Drop all pictures and repeat exactly the lines from the line holding "Convert this document image to plain text." through the end of the records.

→ RECORDS FOR THE TASK
_ _ _

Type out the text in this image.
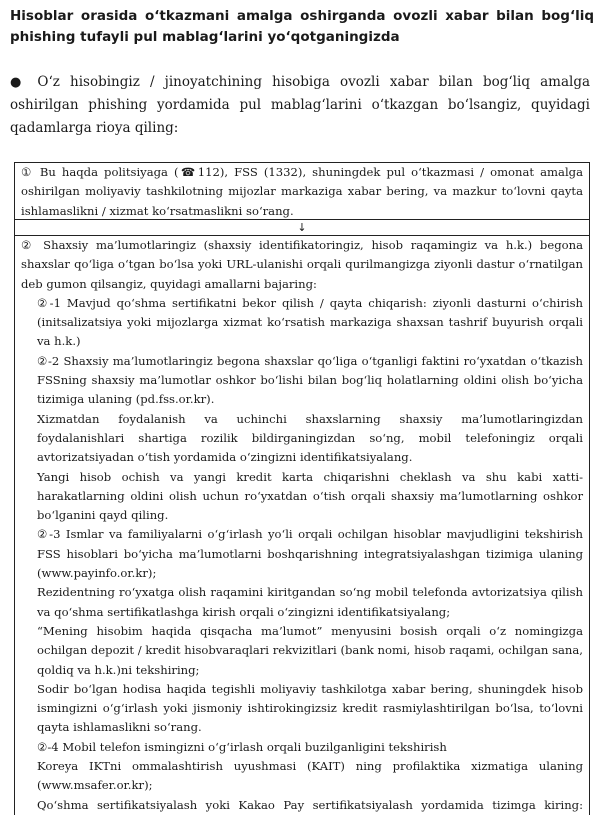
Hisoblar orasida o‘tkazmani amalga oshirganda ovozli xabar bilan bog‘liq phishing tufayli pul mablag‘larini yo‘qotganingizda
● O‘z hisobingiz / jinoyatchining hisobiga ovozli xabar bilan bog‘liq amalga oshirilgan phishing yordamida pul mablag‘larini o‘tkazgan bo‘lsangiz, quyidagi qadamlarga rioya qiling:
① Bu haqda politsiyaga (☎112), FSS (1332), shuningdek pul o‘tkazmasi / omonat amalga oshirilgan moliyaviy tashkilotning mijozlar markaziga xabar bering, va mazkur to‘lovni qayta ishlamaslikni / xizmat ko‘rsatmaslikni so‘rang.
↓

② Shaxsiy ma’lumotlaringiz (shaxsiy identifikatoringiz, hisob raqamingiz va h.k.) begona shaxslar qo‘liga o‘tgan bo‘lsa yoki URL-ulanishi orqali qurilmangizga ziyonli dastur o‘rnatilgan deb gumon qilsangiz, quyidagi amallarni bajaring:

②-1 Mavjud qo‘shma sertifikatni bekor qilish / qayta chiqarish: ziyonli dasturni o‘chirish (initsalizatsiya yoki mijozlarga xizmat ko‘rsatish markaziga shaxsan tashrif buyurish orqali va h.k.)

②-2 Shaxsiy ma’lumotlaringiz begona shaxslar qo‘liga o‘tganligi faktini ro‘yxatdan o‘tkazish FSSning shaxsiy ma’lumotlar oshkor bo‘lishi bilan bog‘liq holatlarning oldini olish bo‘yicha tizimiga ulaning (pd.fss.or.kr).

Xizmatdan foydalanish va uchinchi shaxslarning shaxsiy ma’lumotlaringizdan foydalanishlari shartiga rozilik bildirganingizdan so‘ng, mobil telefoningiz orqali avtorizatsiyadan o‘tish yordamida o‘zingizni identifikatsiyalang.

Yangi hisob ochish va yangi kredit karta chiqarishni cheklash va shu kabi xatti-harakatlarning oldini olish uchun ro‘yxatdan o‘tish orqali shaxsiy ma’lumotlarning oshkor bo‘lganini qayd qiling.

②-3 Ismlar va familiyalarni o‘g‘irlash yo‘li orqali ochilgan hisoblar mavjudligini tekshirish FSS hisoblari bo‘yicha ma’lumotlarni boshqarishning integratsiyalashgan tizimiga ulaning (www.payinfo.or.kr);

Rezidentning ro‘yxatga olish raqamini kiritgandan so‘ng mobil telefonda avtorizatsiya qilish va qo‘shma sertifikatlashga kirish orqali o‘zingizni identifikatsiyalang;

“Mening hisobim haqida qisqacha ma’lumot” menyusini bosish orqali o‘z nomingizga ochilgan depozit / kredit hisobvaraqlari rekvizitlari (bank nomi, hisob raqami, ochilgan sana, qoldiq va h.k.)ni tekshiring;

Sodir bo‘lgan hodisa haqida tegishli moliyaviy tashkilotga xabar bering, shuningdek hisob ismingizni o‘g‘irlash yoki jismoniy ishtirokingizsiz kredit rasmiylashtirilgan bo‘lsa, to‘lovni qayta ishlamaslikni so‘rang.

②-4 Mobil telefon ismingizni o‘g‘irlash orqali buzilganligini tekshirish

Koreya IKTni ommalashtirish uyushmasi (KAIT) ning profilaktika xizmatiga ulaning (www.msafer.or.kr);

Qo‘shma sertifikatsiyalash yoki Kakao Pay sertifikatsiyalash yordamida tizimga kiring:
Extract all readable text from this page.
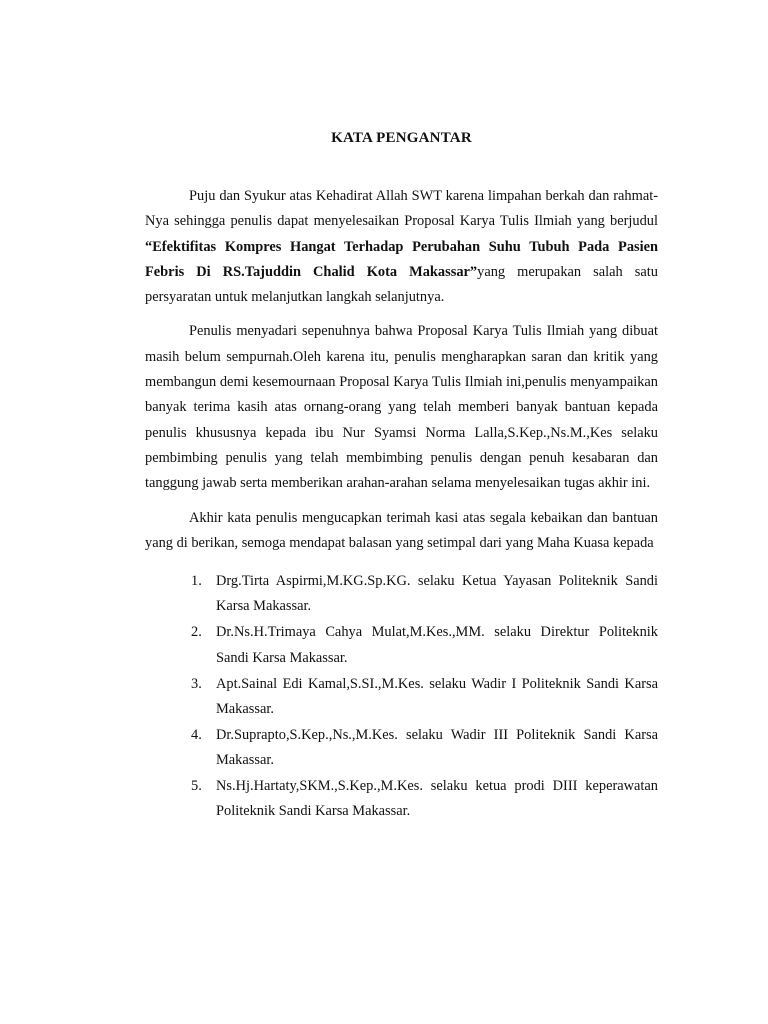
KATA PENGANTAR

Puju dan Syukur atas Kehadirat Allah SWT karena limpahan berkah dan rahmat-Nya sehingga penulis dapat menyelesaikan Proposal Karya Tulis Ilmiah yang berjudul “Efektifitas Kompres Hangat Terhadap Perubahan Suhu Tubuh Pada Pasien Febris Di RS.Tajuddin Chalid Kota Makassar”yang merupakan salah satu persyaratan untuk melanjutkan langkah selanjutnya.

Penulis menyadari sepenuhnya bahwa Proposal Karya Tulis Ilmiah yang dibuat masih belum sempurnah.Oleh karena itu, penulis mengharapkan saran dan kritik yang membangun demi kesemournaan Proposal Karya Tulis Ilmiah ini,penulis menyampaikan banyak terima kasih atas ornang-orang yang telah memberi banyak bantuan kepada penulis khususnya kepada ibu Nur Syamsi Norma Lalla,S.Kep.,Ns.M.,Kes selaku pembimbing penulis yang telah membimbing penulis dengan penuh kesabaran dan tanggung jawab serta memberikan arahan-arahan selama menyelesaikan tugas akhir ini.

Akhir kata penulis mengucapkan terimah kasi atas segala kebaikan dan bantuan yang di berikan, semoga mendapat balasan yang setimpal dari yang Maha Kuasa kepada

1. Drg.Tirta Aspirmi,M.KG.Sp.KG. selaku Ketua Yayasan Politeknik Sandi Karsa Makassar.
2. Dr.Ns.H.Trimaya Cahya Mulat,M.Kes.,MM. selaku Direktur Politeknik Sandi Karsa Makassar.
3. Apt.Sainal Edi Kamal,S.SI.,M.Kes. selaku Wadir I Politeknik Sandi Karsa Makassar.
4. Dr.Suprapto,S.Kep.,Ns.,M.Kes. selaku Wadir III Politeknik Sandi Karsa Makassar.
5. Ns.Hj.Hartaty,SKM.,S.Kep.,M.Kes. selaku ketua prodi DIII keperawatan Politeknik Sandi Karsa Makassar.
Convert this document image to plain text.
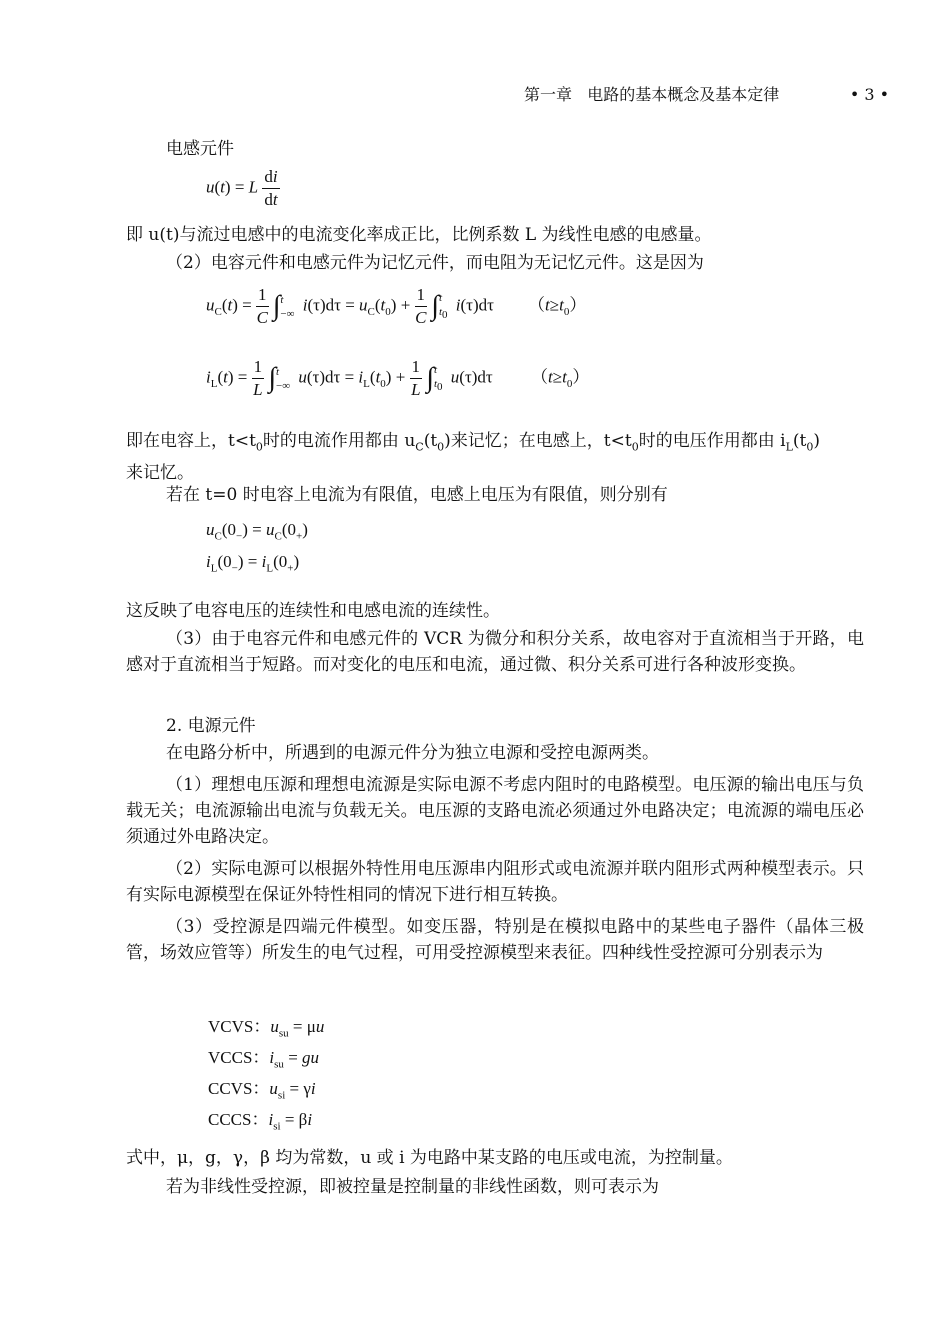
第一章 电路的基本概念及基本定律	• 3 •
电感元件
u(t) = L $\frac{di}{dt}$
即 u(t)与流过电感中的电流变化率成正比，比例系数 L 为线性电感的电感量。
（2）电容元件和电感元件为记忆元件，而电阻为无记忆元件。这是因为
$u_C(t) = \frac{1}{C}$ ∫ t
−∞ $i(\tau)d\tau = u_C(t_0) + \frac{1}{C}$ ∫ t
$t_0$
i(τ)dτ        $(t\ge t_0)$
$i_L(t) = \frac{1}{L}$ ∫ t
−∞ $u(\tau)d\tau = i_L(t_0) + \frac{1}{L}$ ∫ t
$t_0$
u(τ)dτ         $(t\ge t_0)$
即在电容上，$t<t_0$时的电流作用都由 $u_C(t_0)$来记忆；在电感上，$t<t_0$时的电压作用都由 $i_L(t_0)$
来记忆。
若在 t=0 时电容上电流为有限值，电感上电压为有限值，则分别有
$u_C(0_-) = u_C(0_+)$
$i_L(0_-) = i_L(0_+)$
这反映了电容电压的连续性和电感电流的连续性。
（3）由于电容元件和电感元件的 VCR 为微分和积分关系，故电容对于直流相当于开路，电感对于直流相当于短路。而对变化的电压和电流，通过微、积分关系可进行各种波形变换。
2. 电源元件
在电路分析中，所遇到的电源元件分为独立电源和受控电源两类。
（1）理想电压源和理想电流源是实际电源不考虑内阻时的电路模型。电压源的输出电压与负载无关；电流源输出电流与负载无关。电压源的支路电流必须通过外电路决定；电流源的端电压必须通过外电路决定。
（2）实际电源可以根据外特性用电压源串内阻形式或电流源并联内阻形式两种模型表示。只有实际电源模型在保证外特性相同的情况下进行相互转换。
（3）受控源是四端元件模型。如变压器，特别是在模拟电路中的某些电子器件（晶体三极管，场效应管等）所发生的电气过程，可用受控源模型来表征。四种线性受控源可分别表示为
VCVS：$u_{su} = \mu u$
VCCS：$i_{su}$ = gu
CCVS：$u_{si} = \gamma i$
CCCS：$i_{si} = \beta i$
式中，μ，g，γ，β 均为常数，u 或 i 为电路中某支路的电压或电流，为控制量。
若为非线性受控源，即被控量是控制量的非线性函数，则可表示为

_ _ _

→ ANSWER FOR THIS EXERCISE
Convert this document image to plain text.
第一章 电路的基本概念及基本定律	• 3 •
电感元件
u(t) = L $\frac{di}{dt}$
即 u(t)与流过电感中的电流变化率成正比，比例系数 L 为线性电感的电感量。
（2）电容元件和电感元件为记忆元件，而电阻为无记忆元件。这是因为
$u_C(t) = \frac{1}{C}$ ∫ t
−∞ $i(\tau)d\tau = u_C(t_0) + \frac{1}{C}$ ∫ t
$t_0$
i(τ)dτ        $(t\ge t_0)$
$i_L(t) = \frac{1}{L}$ ∫ t
−∞ $u(\tau)d\tau = i_L(t_0) + \frac{1}{L}$ ∫ t
$t_0$
u(τ)dτ         $(t\ge t_0)$
即在电容上，$t<t_0$时的电流作用都由 $u_C(t_0)$来记忆；在电感上，$t<t_0$时的电压作用都由 $i_L(t_0)$
来记忆。
若在 t=0 时电容上电流为有限值，电感上电压为有限值，则分别有
$u_C(0_-) = u_C(0_+)$
$i_L(0_-) = i_L(0_+)$
这反映了电容电压的连续性和电感电流的连续性。
（3）由于电容元件和电感元件的 VCR 为微分和积分关系，故电容对于直流相当于开路，电感对于直流相当于短路。而对变化的电压和电流，通过微、积分关系可进行各种波形变换。
2. 电源元件
在电路分析中，所遇到的电源元件分为独立电源和受控电源两类。
（1）理想电压源和理想电流源是实际电源不考虑内阻时的电路模型。电压源的输出电压与负载无关；电流源输出电流与负载无关。电压源的支路电流必须通过外电路决定；电流源的端电压必须通过外电路决定。
（2）实际电源可以根据外特性用电压源串内阻形式或电流源并联内阻形式两种模型表示。只有实际电源模型在保证外特性相同的情况下进行相互转换。
（3）受控源是四端元件模型。如变压器，特别是在模拟电路中的某些电子器件（晶体三极管，场效应管等）所发生的电气过程，可用受控源模型来表征。四种线性受控源可分别表示为
VCVS：$u_{su} = \mu u$
VCCS：$i_{su}$ = gu
CCVS：$u_{si} = \gamma i$
CCCS：$i_{si} = \beta i$
式中，μ，g，γ，β 均为常数，u 或 i 为电路中某支路的电压或电流，为控制量。
若为非线性受控源，即被控量是控制量的非线性函数，则可表示为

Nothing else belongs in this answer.